Given request
Every entry below should be transcribed exactly; pictures stay out of the copy.

***** Records shown *****

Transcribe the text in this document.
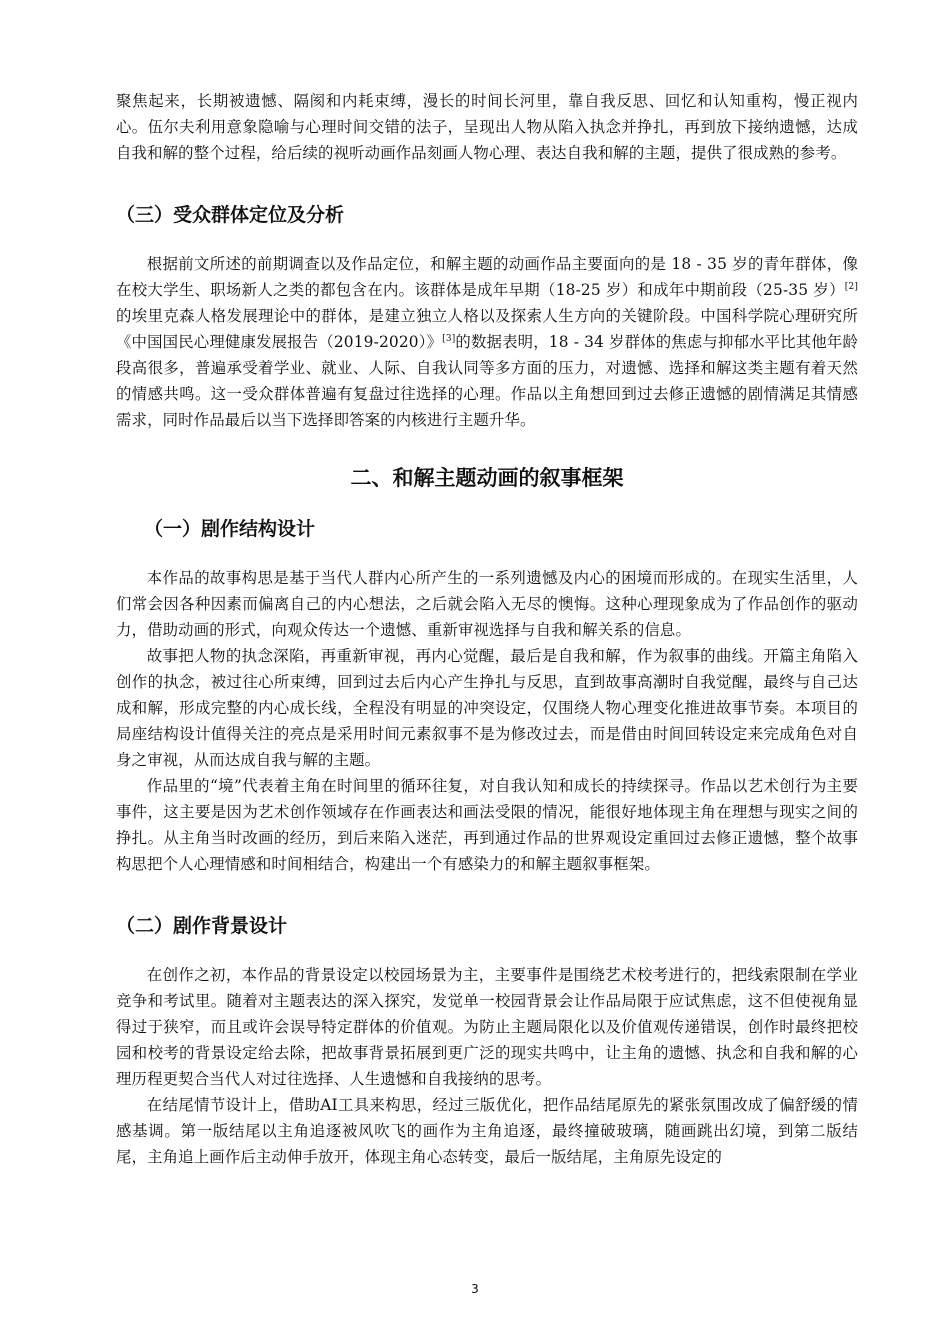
聚焦起来，长期被遗憾、隔阂和内耗束缚，漫长的时间长河里，靠自我反思、回忆和认知重构，慢正视内心。伍尔夫利用意象隐喻与心理时间交错的法子，呈现出人物从陷入执念并挣扎，再到放下接纳遗憾，达成自我和解的整个过程，给后续的视听动画作品刻画人物心理、表达自我和解的主题，提供了很成熟的参考。

（三）受众群体定位及分析

根据前文所述的前期调查以及作品定位，和解主题的动画作品主要面向的是 18 - 35 岁的青年群体，像在校大学生、职场新人之类的都包含在内。该群体是成年早期（18-25 岁）和成年中期前段（25-35 岁）[2]的埃里克森人格发展理论中的群体，是建立独立人格以及探索人生方向的关键阶段。中国科学院心理研究所《中国国民心理健康发展报告（2019-2020）》[3]的数据表明，18 - 34 岁群体的焦虑与抑郁水平比其他年龄段高很多，普遍承受着学业、就业、人际、自我认同等多方面的压力，对遗憾、选择和解这类主题有着天然的情感共鸣。这一受众群体普遍有复盘过往选择的心理。作品以主角想回到过去修正遗憾的剧情满足其情感需求，同时作品最后以当下选择即答案的内核进行主题升华。

二、和解主题动画的叙事框架
（一）剧作结构设计

本作品的故事构思是基于当代人群内心所产生的一系列遗憾及内心的困境而形成的。在现实生活里，人们常会因各种因素而偏离自己的内心想法，之后就会陷入无尽的懊悔。这种心理现象成为了作品创作的驱动力，借助动画的形式，向观众传达一个遗憾、重新审视选择与自我和解关系的信息。

故事把人物的执念深陷，再重新审视，再内心觉醒，最后是自我和解，作为叙事的曲线。开篇主角陷入创作的执念，被过往心所束缚，回到过去后内心产生挣扎与反思，直到故事高潮时自我觉醒，最终与自己达成和解，形成完整的内心成长线，全程没有明显的冲突设定，仅围绕人物心理变化推进故事节奏。本项目的局座结构设计值得关注的亮点是采用时间元素叙事不是为修改过去，而是借由时间回转设定来完成角色对自身之审视，从而达成自我与解的主题。

作品里的“境”代表着主角在时间里的循环往复，对自我认知和成长的持续探寻。作品以艺术创行为主要事件，这主要是因为艺术创作领域存在作画表达和画法受限的情况，能很好地体现主角在理想与现实之间的挣扎。从主角当时改画的经历，到后来陷入迷茫，再到通过作品的世界观设定重回过去修正遗憾，整个故事构思把个人心理情感和时间相结合，构建出一个有感染力的和解主题叙事框架。

（二）剧作背景设计

在创作之初，本作品的背景设定以校园场景为主，主要事件是围绕艺术校考进行的，把线索限制在学业竞争和考试里。随着对主题表达的深入探究，发觉单一校园背景会让作品局限于应试焦虑，这不但使视角显得过于狭窄，而且或许会误导特定群体的价值观。为防止主题局限化以及价值观传递错误，创作时最终把校园和校考的背景设定给去除，把故事背景拓展到更广泛的现实共鸣中，让主角的遗憾、执念和自我和解的心理历程更契合当代人对过往选择、人生遗憾和自我接纳的思考。

在结尾情节设计上，借助AI工具来构思，经过三版优化，把作品结尾原先的紧张氛围改成了偏舒缓的情感基调。第一版结尾以主角追逐被风吹飞的画作为主角追逐，最终撞破玻璃，随画跳出幻境，到第二版结尾，主角追上画作后主动伸手放开，体现主角心态转变，最后一版结尾，主角原先设定的

3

*****

Task solution
Transcribe the text in this document.
聚焦起来，长期被遗憾、隔阂和内耗束缚，漫长的时间长河里，靠自我反思、回忆和认知重构，慢正视内心。伍尔夫利用意象隐喻与心理时间交错的法子，呈现出人物从陷入执念并挣扎，再到放下接纳遗憾，达成自我和解的整个过程，给后续的视听动画作品刻画人物心理、表达自我和解的主题，提供了很成熟的参考。

（三）受众群体定位及分析

根据前文所述的前期调查以及作品定位，和解主题的动画作品主要面向的是 18 - 35 岁的青年群体，像在校大学生、职场新人之类的都包含在内。该群体是成年早期（18-25 岁）和成年中期前段（25-35 岁）[2]的埃里克森人格发展理论中的群体，是建立独立人格以及探索人生方向的关键阶段。中国科学院心理研究所《中国国民心理健康发展报告（2019-2020）》[3]的数据表明，18 - 34 岁群体的焦虑与抑郁水平比其他年龄段高很多，普遍承受着学业、就业、人际、自我认同等多方面的压力，对遗憾、选择和解这类主题有着天然的情感共鸣。这一受众群体普遍有复盘过往选择的心理。作品以主角想回到过去修正遗憾的剧情满足其情感需求，同时作品最后以当下选择即答案的内核进行主题升华。

二、和解主题动画的叙事框架
（一）剧作结构设计

本作品的故事构思是基于当代人群内心所产生的一系列遗憾及内心的困境而形成的。在现实生活里，人们常会因各种因素而偏离自己的内心想法，之后就会陷入无尽的懊悔。这种心理现象成为了作品创作的驱动力，借助动画的形式，向观众传达一个遗憾、重新审视选择与自我和解关系的信息。

故事把人物的执念深陷，再重新审视，再内心觉醒，最后是自我和解，作为叙事的曲线。开篇主角陷入创作的执念，被过往心所束缚，回到过去后内心产生挣扎与反思，直到故事高潮时自我觉醒，最终与自己达成和解，形成完整的内心成长线，全程没有明显的冲突设定，仅围绕人物心理变化推进故事节奏。本项目的局座结构设计值得关注的亮点是采用时间元素叙事不是为修改过去，而是借由时间回转设定来完成角色对自身之审视，从而达成自我与解的主题。

作品里的“境”代表着主角在时间里的循环往复，对自我认知和成长的持续探寻。作品以艺术创行为主要事件，这主要是因为艺术创作领域存在作画表达和画法受限的情况，能很好地体现主角在理想与现实之间的挣扎。从主角当时改画的经历，到后来陷入迷茫，再到通过作品的世界观设定重回过去修正遗憾，整个故事构思把个人心理情感和时间相结合，构建出一个有感染力的和解主题叙事框架。

（二）剧作背景设计

在创作之初，本作品的背景设定以校园场景为主，主要事件是围绕艺术校考进行的，把线索限制在学业竞争和考试里。随着对主题表达的深入探究，发觉单一校园背景会让作品局限于应试焦虑，这不但使视角显得过于狭窄，而且或许会误导特定群体的价值观。为防止主题局限化以及价值观传递错误，创作时最终把校园和校考的背景设定给去除，把故事背景拓展到更广泛的现实共鸣中，让主角的遗憾、执念和自我和解的心理历程更契合当代人对过往选择、人生遗憾和自我接纳的思考。

在结尾情节设计上，借助AI工具来构思，经过三版优化，把作品结尾原先的紧张氛围改成了偏舒缓的情感基调。第一版结尾以主角追逐被风吹飞的画作为主角追逐，最终撞破玻璃，随画跳出幻境，到第二版结尾，主角追上画作后主动伸手放开，体现主角心态转变，最后一版结尾，主角原先设定的

3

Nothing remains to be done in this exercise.